### Task details
Check each line of the listing below for the string "this", and copy the ones that have it.

** Begin **

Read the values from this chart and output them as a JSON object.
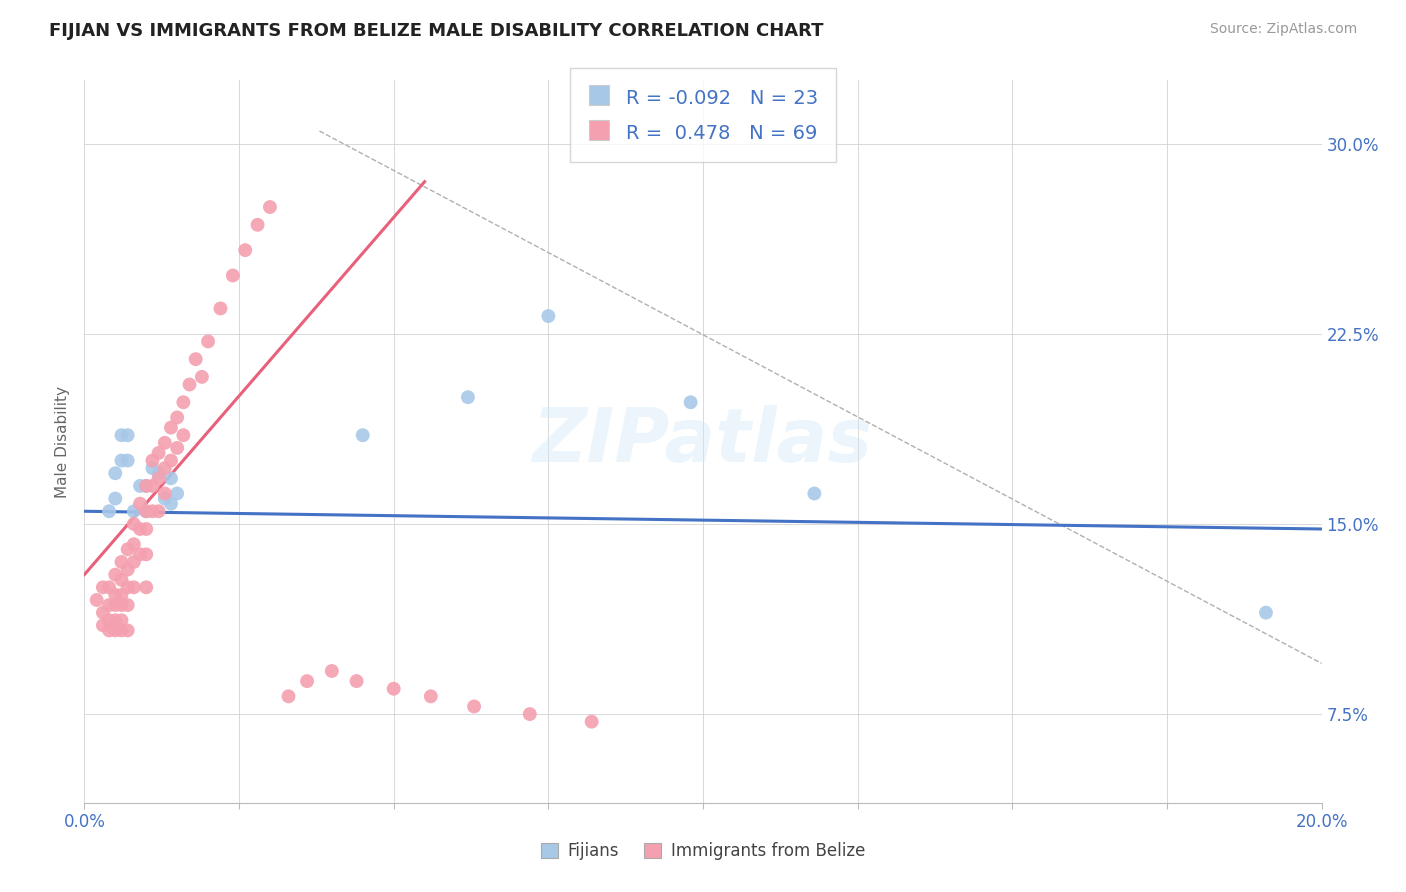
{
  "title": "FIJIAN VS IMMIGRANTS FROM BELIZE MALE DISABILITY CORRELATION CHART",
  "source_text": "Source: ZipAtlas.com",
  "ylabel": "Male Disability",
  "xlim": [
    0.0,
    0.2
  ],
  "ylim": [
    0.04,
    0.325
  ],
  "fijians_color": "#a8c8e8",
  "belize_color": "#f4a0b0",
  "fijians_line_color": "#4472c4",
  "belize_line_color": "#e8607a",
  "legend_R_fijians": "-0.092",
  "legend_N_fijians": "23",
  "legend_R_belize": "0.478",
  "legend_N_belize": "69",
  "yticks": [
    0.075,
    0.15,
    0.225,
    0.3
  ],
  "yticklabels": [
    "7.5%",
    "15.0%",
    "22.5%",
    "30.0%"
  ],
  "xtick_positions": [
    0.0,
    0.025,
    0.05,
    0.075,
    0.1,
    0.125,
    0.15,
    0.175,
    0.2
  ],
  "xticklabels": [
    "0.0%",
    "",
    "",
    "",
    "",
    "",
    "",
    "",
    "20.0%"
  ],
  "fijians_x": [
    0.004,
    0.005,
    0.005,
    0.006,
    0.006,
    0.007,
    0.007,
    0.008,
    0.009,
    0.01,
    0.01,
    0.011,
    0.012,
    0.013,
    0.014,
    0.014,
    0.015,
    0.045,
    0.062,
    0.075,
    0.098,
    0.118,
    0.191
  ],
  "fijians_y": [
    0.155,
    0.17,
    0.16,
    0.175,
    0.185,
    0.175,
    0.185,
    0.155,
    0.165,
    0.155,
    0.165,
    0.172,
    0.17,
    0.16,
    0.158,
    0.168,
    0.162,
    0.185,
    0.2,
    0.232,
    0.198,
    0.162,
    0.115
  ],
  "belize_x": [
    0.002,
    0.003,
    0.003,
    0.003,
    0.004,
    0.004,
    0.004,
    0.004,
    0.005,
    0.005,
    0.005,
    0.005,
    0.005,
    0.006,
    0.006,
    0.006,
    0.006,
    0.006,
    0.006,
    0.007,
    0.007,
    0.007,
    0.007,
    0.007,
    0.008,
    0.008,
    0.008,
    0.008,
    0.009,
    0.009,
    0.009,
    0.01,
    0.01,
    0.01,
    0.01,
    0.01,
    0.011,
    0.011,
    0.011,
    0.012,
    0.012,
    0.012,
    0.013,
    0.013,
    0.013,
    0.014,
    0.014,
    0.015,
    0.015,
    0.016,
    0.016,
    0.017,
    0.018,
    0.019,
    0.02,
    0.022,
    0.024,
    0.026,
    0.028,
    0.03,
    0.033,
    0.036,
    0.04,
    0.044,
    0.05,
    0.056,
    0.063,
    0.072,
    0.082
  ],
  "belize_y": [
    0.12,
    0.125,
    0.115,
    0.11,
    0.125,
    0.118,
    0.112,
    0.108,
    0.13,
    0.122,
    0.118,
    0.112,
    0.108,
    0.135,
    0.128,
    0.122,
    0.118,
    0.112,
    0.108,
    0.14,
    0.132,
    0.125,
    0.118,
    0.108,
    0.15,
    0.142,
    0.135,
    0.125,
    0.158,
    0.148,
    0.138,
    0.165,
    0.155,
    0.148,
    0.138,
    0.125,
    0.175,
    0.165,
    0.155,
    0.178,
    0.168,
    0.155,
    0.182,
    0.172,
    0.162,
    0.188,
    0.175,
    0.192,
    0.18,
    0.198,
    0.185,
    0.205,
    0.215,
    0.208,
    0.222,
    0.235,
    0.248,
    0.258,
    0.268,
    0.275,
    0.082,
    0.088,
    0.092,
    0.088,
    0.085,
    0.082,
    0.078,
    0.075,
    0.072
  ],
  "fijians_trend": [
    0.155,
    0.148
  ],
  "belize_trend_x": [
    0.0,
    0.055
  ],
  "belize_trend_y": [
    0.13,
    0.285
  ],
  "dashed_line_x": [
    0.038,
    0.2
  ],
  "dashed_line_y": [
    0.305,
    0.095
  ]
}
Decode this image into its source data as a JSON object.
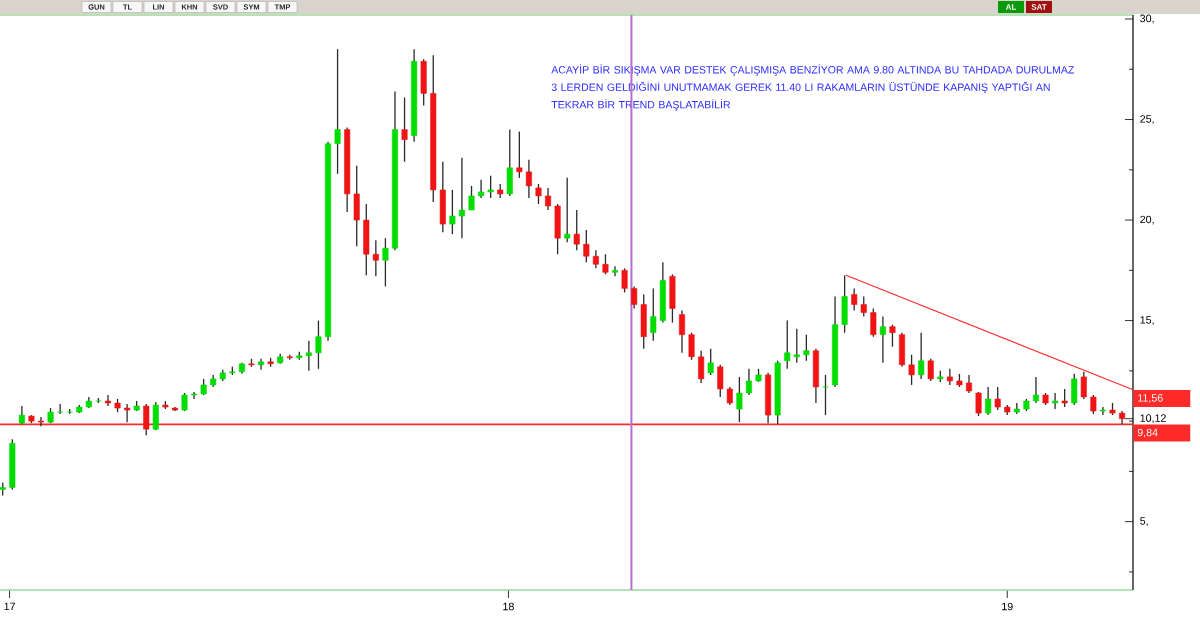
{
  "chart_data": {
    "type": "candlestick",
    "x": [
      "2016-12-28",
      "2017-01-04",
      "2017-01-11",
      "2017-01-18",
      "2017-01-25",
      "2017-02-01",
      "2017-02-08",
      "2017-02-15",
      "2017-02-22",
      "2017-03-01",
      "2017-03-08",
      "2017-03-15",
      "2017-03-22",
      "2017-03-29",
      "2017-04-05",
      "2017-04-12",
      "2017-04-19",
      "2017-04-26",
      "2017-05-03",
      "2017-05-10",
      "2017-05-17",
      "2017-05-24",
      "2017-05-31",
      "2017-06-07",
      "2017-06-14",
      "2017-06-21",
      "2017-06-28",
      "2017-07-05",
      "2017-07-12",
      "2017-07-19",
      "2017-07-26",
      "2017-08-02",
      "2017-08-09",
      "2017-08-16",
      "2017-08-23",
      "2017-08-30",
      "2017-09-06",
      "2017-09-13",
      "2017-09-20",
      "2017-09-27",
      "2017-10-04",
      "2017-10-11",
      "2017-10-18",
      "2017-10-25",
      "2017-11-01",
      "2017-11-08",
      "2017-11-15",
      "2017-11-22",
      "2017-11-29",
      "2017-12-06",
      "2017-12-13",
      "2017-12-20",
      "2017-12-27",
      "2018-01-03",
      "2018-01-10",
      "2018-01-17",
      "2018-01-24",
      "2018-01-31",
      "2018-02-07",
      "2018-02-14",
      "2018-02-21",
      "2018-02-28",
      "2018-03-07",
      "2018-03-14",
      "2018-03-21",
      "2018-03-28",
      "2018-04-04",
      "2018-04-11",
      "2018-04-18",
      "2018-04-25",
      "2018-05-02",
      "2018-05-09",
      "2018-05-16",
      "2018-05-23",
      "2018-05-30",
      "2018-06-06",
      "2018-06-13",
      "2018-06-20",
      "2018-06-27",
      "2018-07-04",
      "2018-07-11",
      "2018-07-18",
      "2018-07-25",
      "2018-08-01",
      "2018-08-08",
      "2018-08-15",
      "2018-08-22",
      "2018-08-29",
      "2018-09-05",
      "2018-09-12",
      "2018-09-19",
      "2018-09-26",
      "2018-10-03",
      "2018-10-10",
      "2018-10-17",
      "2018-10-24",
      "2018-10-31",
      "2018-11-07",
      "2018-11-14",
      "2018-11-21",
      "2018-11-28",
      "2018-12-05",
      "2018-12-12",
      "2018-12-19",
      "2018-12-26",
      "2019-01-02",
      "2019-01-09",
      "2019-01-16",
      "2019-01-23",
      "2019-01-30",
      "2019-02-06",
      "2019-02-13",
      "2019-02-20",
      "2019-02-27",
      "2019-03-06",
      "2019-03-13",
      "2019-03-20",
      "2019-03-27"
    ],
    "ohlc": [
      [
        6.6,
        6.95,
        6.3,
        6.7
      ],
      [
        6.7,
        9.1,
        6.6,
        8.9
      ],
      [
        9.9,
        10.75,
        9.85,
        10.3
      ],
      [
        10.25,
        10.3,
        9.9,
        10.0
      ],
      [
        10.0,
        10.2,
        9.75,
        9.95
      ],
      [
        9.95,
        10.65,
        9.9,
        10.45
      ],
      [
        10.45,
        10.85,
        10.35,
        10.45
      ],
      [
        10.45,
        10.6,
        10.35,
        10.45
      ],
      [
        10.45,
        10.8,
        10.4,
        10.7
      ],
      [
        10.7,
        11.2,
        10.65,
        11.0
      ],
      [
        11.0,
        11.15,
        10.9,
        11.0
      ],
      [
        11.0,
        11.3,
        10.75,
        10.9
      ],
      [
        10.9,
        11.1,
        10.45,
        10.65
      ],
      [
        10.65,
        10.85,
        9.95,
        10.55
      ],
      [
        10.55,
        11.0,
        10.5,
        10.75
      ],
      [
        10.75,
        10.85,
        9.3,
        9.6
      ],
      [
        9.6,
        10.95,
        9.55,
        10.8
      ],
      [
        10.8,
        11.0,
        10.6,
        10.7
      ],
      [
        10.65,
        10.7,
        10.5,
        10.55
      ],
      [
        10.55,
        11.4,
        10.5,
        11.3
      ],
      [
        11.3,
        11.45,
        11.1,
        11.35
      ],
      [
        11.35,
        12.1,
        11.3,
        11.8
      ],
      [
        11.8,
        12.3,
        11.7,
        12.1
      ],
      [
        12.1,
        12.55,
        12.0,
        12.4
      ],
      [
        12.4,
        12.7,
        12.3,
        12.45
      ],
      [
        12.45,
        12.9,
        12.35,
        12.85
      ],
      [
        12.85,
        13.1,
        12.7,
        12.8
      ],
      [
        12.8,
        13.1,
        12.55,
        12.95
      ],
      [
        12.95,
        13.15,
        12.7,
        12.85
      ],
      [
        12.9,
        13.35,
        12.85,
        13.2
      ],
      [
        13.2,
        13.3,
        13.05,
        13.15
      ],
      [
        13.15,
        13.45,
        13.05,
        13.25
      ],
      [
        13.25,
        14.0,
        12.5,
        13.4
      ],
      [
        13.4,
        15.0,
        12.6,
        14.2
      ],
      [
        14.2,
        23.9,
        14.0,
        23.8
      ],
      [
        23.8,
        28.5,
        22.3,
        24.5
      ],
      [
        24.5,
        24.6,
        20.4,
        21.3
      ],
      [
        21.3,
        22.7,
        18.7,
        20.0
      ],
      [
        20.0,
        20.8,
        17.25,
        18.3
      ],
      [
        18.3,
        19.0,
        17.2,
        18.0
      ],
      [
        18.0,
        19.1,
        16.7,
        18.6
      ],
      [
        18.6,
        26.4,
        18.5,
        24.5
      ],
      [
        24.5,
        26.1,
        22.9,
        24.0
      ],
      [
        24.2,
        28.5,
        23.9,
        27.9
      ],
      [
        27.9,
        28.0,
        25.7,
        26.3
      ],
      [
        26.3,
        28.2,
        20.9,
        21.5
      ],
      [
        21.5,
        22.9,
        19.4,
        19.8
      ],
      [
        19.8,
        21.5,
        19.3,
        20.2
      ],
      [
        20.2,
        23.1,
        19.1,
        20.5
      ],
      [
        20.5,
        21.7,
        20.5,
        21.2
      ],
      [
        21.2,
        22.0,
        21.1,
        21.4
      ],
      [
        21.4,
        22.2,
        21.1,
        21.5
      ],
      [
        21.5,
        21.8,
        21.1,
        21.3
      ],
      [
        21.3,
        24.5,
        21.2,
        22.6
      ],
      [
        22.6,
        24.4,
        22.1,
        22.4
      ],
      [
        22.4,
        23.0,
        21.1,
        21.7
      ],
      [
        21.6,
        21.8,
        20.8,
        21.2
      ],
      [
        21.2,
        21.6,
        20.5,
        20.7
      ],
      [
        20.7,
        20.8,
        18.3,
        19.1
      ],
      [
        19.1,
        22.1,
        18.9,
        19.3
      ],
      [
        19.3,
        20.5,
        18.5,
        18.8
      ],
      [
        18.8,
        19.5,
        17.9,
        18.2
      ],
      [
        18.2,
        18.5,
        17.6,
        17.8
      ],
      [
        17.8,
        18.3,
        17.3,
        17.4
      ],
      [
        17.4,
        17.7,
        17.2,
        17.5
      ],
      [
        17.5,
        17.6,
        16.4,
        16.6
      ],
      [
        16.6,
        16.7,
        15.6,
        15.8
      ],
      [
        15.8,
        16.3,
        13.6,
        14.2
      ],
      [
        14.4,
        16.6,
        14.0,
        15.2
      ],
      [
        15.0,
        17.9,
        14.9,
        17.0
      ],
      [
        17.2,
        17.3,
        14.9,
        15.6
      ],
      [
        15.3,
        15.5,
        13.4,
        14.3
      ],
      [
        14.3,
        14.4,
        13.05,
        13.2
      ],
      [
        13.2,
        13.5,
        11.9,
        12.1
      ],
      [
        12.4,
        13.6,
        12.3,
        12.9
      ],
      [
        12.7,
        12.8,
        11.2,
        11.6
      ],
      [
        11.6,
        11.7,
        10.8,
        10.9
      ],
      [
        10.6,
        12.2,
        9.95,
        11.4
      ],
      [
        11.4,
        12.6,
        11.3,
        12.0
      ],
      [
        12.0,
        12.6,
        11.95,
        12.3
      ],
      [
        12.3,
        12.4,
        9.9,
        10.3
      ],
      [
        10.3,
        13.0,
        9.85,
        12.9
      ],
      [
        13.0,
        15.0,
        12.6,
        13.4
      ],
      [
        13.2,
        14.6,
        12.9,
        13.3
      ],
      [
        13.3,
        14.3,
        13.0,
        13.5
      ],
      [
        13.5,
        13.6,
        10.9,
        11.7
      ],
      [
        11.7,
        12.3,
        10.3,
        11.7
      ],
      [
        11.8,
        16.2,
        11.7,
        14.8
      ],
      [
        14.8,
        17.25,
        14.4,
        16.2
      ],
      [
        16.3,
        16.6,
        15.5,
        15.8
      ],
      [
        15.8,
        16.2,
        15.2,
        15.4
      ],
      [
        15.4,
        15.6,
        14.2,
        14.3
      ],
      [
        14.3,
        15.2,
        12.9,
        14.7
      ],
      [
        14.7,
        14.8,
        13.7,
        14.4
      ],
      [
        14.3,
        14.4,
        12.7,
        12.8
      ],
      [
        12.8,
        13.3,
        11.8,
        12.3
      ],
      [
        12.3,
        14.4,
        12.1,
        13.0
      ],
      [
        13.0,
        13.1,
        12.0,
        12.1
      ],
      [
        12.1,
        12.5,
        11.95,
        12.2
      ],
      [
        12.2,
        12.6,
        11.8,
        12.0
      ],
      [
        12.0,
        12.35,
        11.7,
        11.8
      ],
      [
        11.9,
        12.3,
        11.4,
        11.5
      ],
      [
        11.4,
        11.45,
        10.25,
        10.4
      ],
      [
        10.4,
        11.7,
        10.3,
        11.1
      ],
      [
        11.1,
        11.7,
        10.55,
        10.7
      ],
      [
        10.7,
        10.8,
        10.3,
        10.45
      ],
      [
        10.45,
        10.9,
        10.35,
        10.6
      ],
      [
        10.6,
        11.1,
        10.5,
        11.0
      ],
      [
        11.0,
        12.2,
        10.9,
        11.3
      ],
      [
        11.3,
        11.4,
        10.8,
        10.9
      ],
      [
        10.9,
        11.4,
        10.6,
        11.0
      ],
      [
        11.0,
        11.6,
        10.7,
        10.9
      ],
      [
        10.9,
        12.35,
        10.8,
        12.1
      ],
      [
        12.2,
        12.45,
        11.1,
        11.2
      ],
      [
        11.2,
        11.3,
        10.35,
        10.5
      ],
      [
        10.5,
        10.7,
        10.3,
        10.55
      ],
      [
        10.55,
        10.9,
        10.3,
        10.4
      ],
      [
        10.4,
        10.5,
        9.85,
        10.12
      ]
    ],
    "series": [
      {
        "type": "line",
        "x": [
          "2018-09-06",
          "2019-04-04"
        ],
        "values": [
          17.25,
          11.56
        ],
        "color": "#ff2a2a",
        "value_labels": [
          null,
          "11,56"
        ]
      }
    ],
    "xlim": [
      "2016-12-26",
      "2019-04-04"
    ],
    "xticks": [
      {
        "value": "2017-01-02",
        "label": "17"
      },
      {
        "value": "2018-01-02",
        "label": "18"
      },
      {
        "value": "2019-01-02",
        "label": "19"
      }
    ],
    "ylim": [
      1.6,
      30.2
    ],
    "yticks": [
      {
        "value": 2.5,
        "label": null
      },
      {
        "value": 5,
        "label": "5,"
      },
      {
        "value": 7.5,
        "label": null
      },
      {
        "value": 10,
        "label": null
      },
      {
        "value": 10.12,
        "label": "10,12"
      },
      {
        "value": 12.5,
        "label": null
      },
      {
        "value": 15,
        "label": "15,"
      },
      {
        "value": 17.5,
        "label": null
      },
      {
        "value": 20,
        "label": "20,"
      },
      {
        "value": 22.5,
        "label": null
      },
      {
        "value": 25,
        "label": "25,"
      },
      {
        "value": 27.5,
        "label": null
      },
      {
        "value": 30,
        "label": "30,"
      }
    ],
    "ref_lines": [
      {
        "axis": "y",
        "value": 9.84,
        "label": "9,84",
        "color": "#ff2a2a"
      },
      {
        "axis": "x",
        "value": "2018-04-02",
        "color": "#b26fcf"
      }
    ],
    "annotations": [
      "ACAYİP BİR SIKIŞMA VAR DESTEK ÇALIŞMIŞA BENZİYOR AMA 9.80 ALTINDA BU TAHDADA DURULMAZ 3 LERDEN GELDİĞİNİ UNUTMAMAK GEREK 11.40 LI RAKAMLARIN ÜSTÜNDE KAPANIŞ YAPTIĞI AN TEKRAR BİR TREND BAŞLATABİLİR",
      "GUN",
      "TL",
      "LIN",
      "KHN",
      "SVD",
      "SYM",
      "TMP",
      "AL",
      "SAT"
    ]
  }
}
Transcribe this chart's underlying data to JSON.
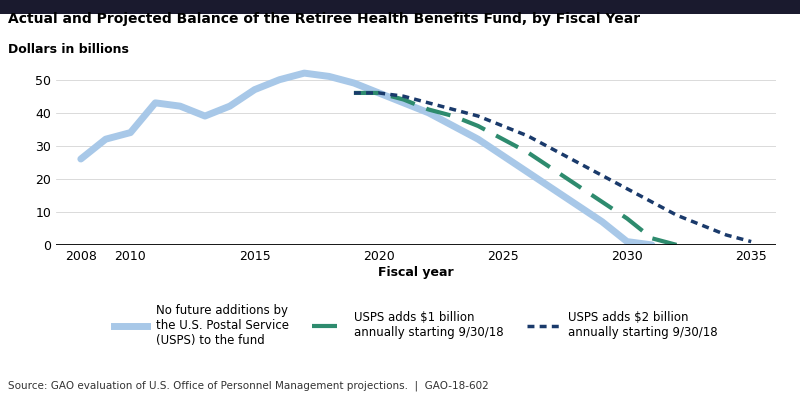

** End **

### Complete output
Read the values from this chart and output them as a JSON object.
Decode this image into its source data as a JSON object.
Transcribe this chart's underlying data to JSON.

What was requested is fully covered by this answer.